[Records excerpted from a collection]
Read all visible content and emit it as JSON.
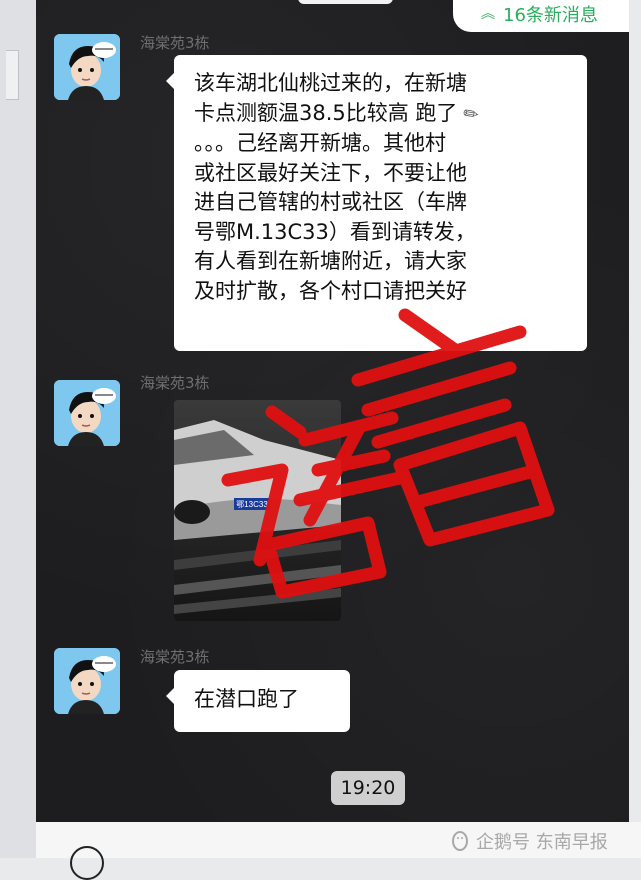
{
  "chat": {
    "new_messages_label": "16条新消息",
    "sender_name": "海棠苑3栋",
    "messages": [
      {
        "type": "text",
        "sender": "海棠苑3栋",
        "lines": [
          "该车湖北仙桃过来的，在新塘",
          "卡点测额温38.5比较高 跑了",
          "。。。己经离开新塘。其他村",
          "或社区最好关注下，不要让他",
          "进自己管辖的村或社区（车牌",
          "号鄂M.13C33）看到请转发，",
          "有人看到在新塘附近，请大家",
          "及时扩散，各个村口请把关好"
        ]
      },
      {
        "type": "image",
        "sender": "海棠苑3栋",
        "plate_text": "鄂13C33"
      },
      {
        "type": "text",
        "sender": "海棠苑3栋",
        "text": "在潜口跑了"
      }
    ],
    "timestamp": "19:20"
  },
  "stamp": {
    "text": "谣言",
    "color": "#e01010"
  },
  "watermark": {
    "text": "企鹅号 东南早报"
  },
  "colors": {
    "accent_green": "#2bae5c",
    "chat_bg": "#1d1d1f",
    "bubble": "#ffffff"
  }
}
==
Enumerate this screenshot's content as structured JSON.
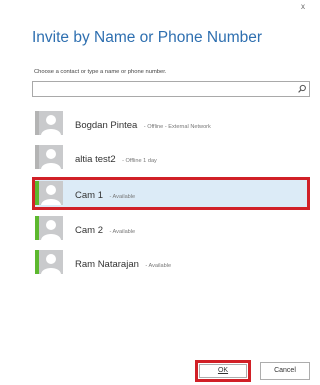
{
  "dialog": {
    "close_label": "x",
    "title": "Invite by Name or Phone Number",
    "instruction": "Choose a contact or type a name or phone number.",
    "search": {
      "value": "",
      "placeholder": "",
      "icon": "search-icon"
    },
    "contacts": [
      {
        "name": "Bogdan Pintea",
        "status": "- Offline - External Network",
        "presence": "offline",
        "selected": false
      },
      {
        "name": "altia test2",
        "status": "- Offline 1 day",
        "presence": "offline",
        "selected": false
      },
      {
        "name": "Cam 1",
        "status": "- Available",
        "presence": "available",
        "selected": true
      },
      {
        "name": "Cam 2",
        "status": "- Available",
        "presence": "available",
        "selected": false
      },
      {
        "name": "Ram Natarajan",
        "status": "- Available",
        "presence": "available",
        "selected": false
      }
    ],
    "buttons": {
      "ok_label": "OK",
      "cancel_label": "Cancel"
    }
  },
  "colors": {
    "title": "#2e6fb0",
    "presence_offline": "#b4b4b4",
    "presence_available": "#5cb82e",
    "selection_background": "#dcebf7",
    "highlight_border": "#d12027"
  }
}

| Aim |
Copy in full each line that holds the word "JSON".

| Complete output |
Read all visible content and emit it as JSON.
Enumerate this screenshot's content as structured JSON.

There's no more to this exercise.